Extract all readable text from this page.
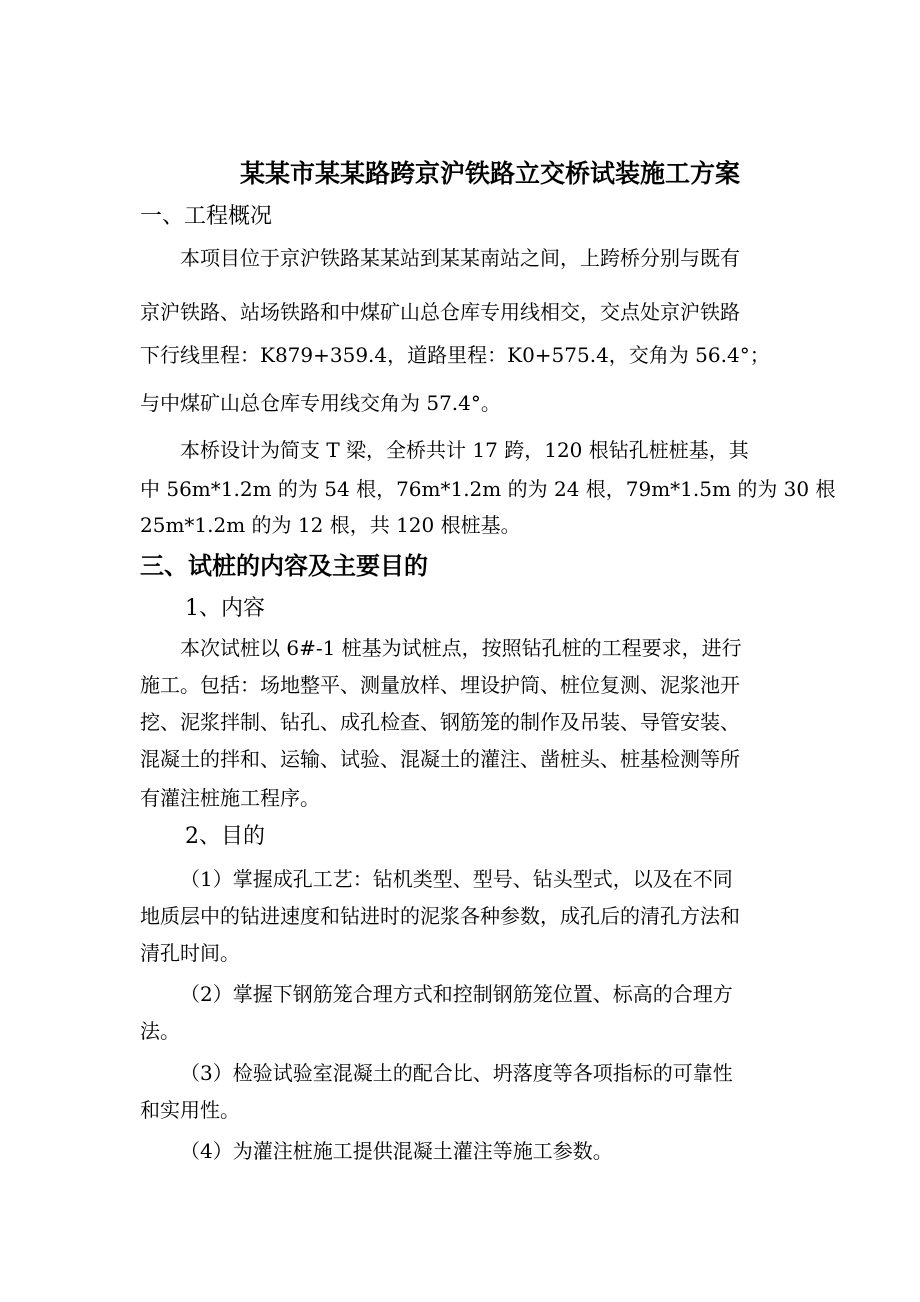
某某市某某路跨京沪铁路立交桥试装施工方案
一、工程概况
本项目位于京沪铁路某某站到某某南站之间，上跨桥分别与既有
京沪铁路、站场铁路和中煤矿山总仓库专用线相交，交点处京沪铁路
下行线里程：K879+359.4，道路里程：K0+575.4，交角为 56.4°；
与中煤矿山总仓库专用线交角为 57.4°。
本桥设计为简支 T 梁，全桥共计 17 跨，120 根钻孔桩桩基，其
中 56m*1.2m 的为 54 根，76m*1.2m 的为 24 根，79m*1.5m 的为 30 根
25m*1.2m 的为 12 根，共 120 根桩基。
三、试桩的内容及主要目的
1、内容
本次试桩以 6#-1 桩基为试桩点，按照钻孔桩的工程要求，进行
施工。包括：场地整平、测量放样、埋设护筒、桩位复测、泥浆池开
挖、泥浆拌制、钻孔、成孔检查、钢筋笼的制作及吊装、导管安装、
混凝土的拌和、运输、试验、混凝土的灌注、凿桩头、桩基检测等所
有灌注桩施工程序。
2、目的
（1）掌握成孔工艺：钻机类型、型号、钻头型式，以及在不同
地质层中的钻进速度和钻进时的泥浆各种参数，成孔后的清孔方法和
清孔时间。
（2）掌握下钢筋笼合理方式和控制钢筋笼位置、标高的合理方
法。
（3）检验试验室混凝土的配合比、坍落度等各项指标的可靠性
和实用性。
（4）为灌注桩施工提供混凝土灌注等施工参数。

##########

» **Task directions**:
Reproduce the material above verbatim; omit every picture.

» **Full response**:
Extract all readable text from this page.
某某市某某路跨京沪铁路立交桥试装施工方案
一、工程概况
本项目位于京沪铁路某某站到某某南站之间，上跨桥分别与既有
京沪铁路、站场铁路和中煤矿山总仓库专用线相交，交点处京沪铁路
下行线里程：K879+359.4，道路里程：K0+575.4，交角为 56.4°；
与中煤矿山总仓库专用线交角为 57.4°。
本桥设计为简支 T 梁，全桥共计 17 跨，120 根钻孔桩桩基，其
中 56m*1.2m 的为 54 根，76m*1.2m 的为 24 根，79m*1.5m 的为 30 根
25m*1.2m 的为 12 根，共 120 根桩基。
三、试桩的内容及主要目的
1、内容
本次试桩以 6#-1 桩基为试桩点，按照钻孔桩的工程要求，进行
施工。包括：场地整平、测量放样、埋设护筒、桩位复测、泥浆池开
挖、泥浆拌制、钻孔、成孔检查、钢筋笼的制作及吊装、导管安装、
混凝土的拌和、运输、试验、混凝土的灌注、凿桩头、桩基检测等所
有灌注桩施工程序。
2、目的
（1）掌握成孔工艺：钻机类型、型号、钻头型式，以及在不同
地质层中的钻进速度和钻进时的泥浆各种参数，成孔后的清孔方法和
清孔时间。
（2）掌握下钢筋笼合理方式和控制钢筋笼位置、标高的合理方
法。
（3）检验试验室混凝土的配合比、坍落度等各项指标的可靠性
和实用性。
（4）为灌注桩施工提供混凝土灌注等施工参数。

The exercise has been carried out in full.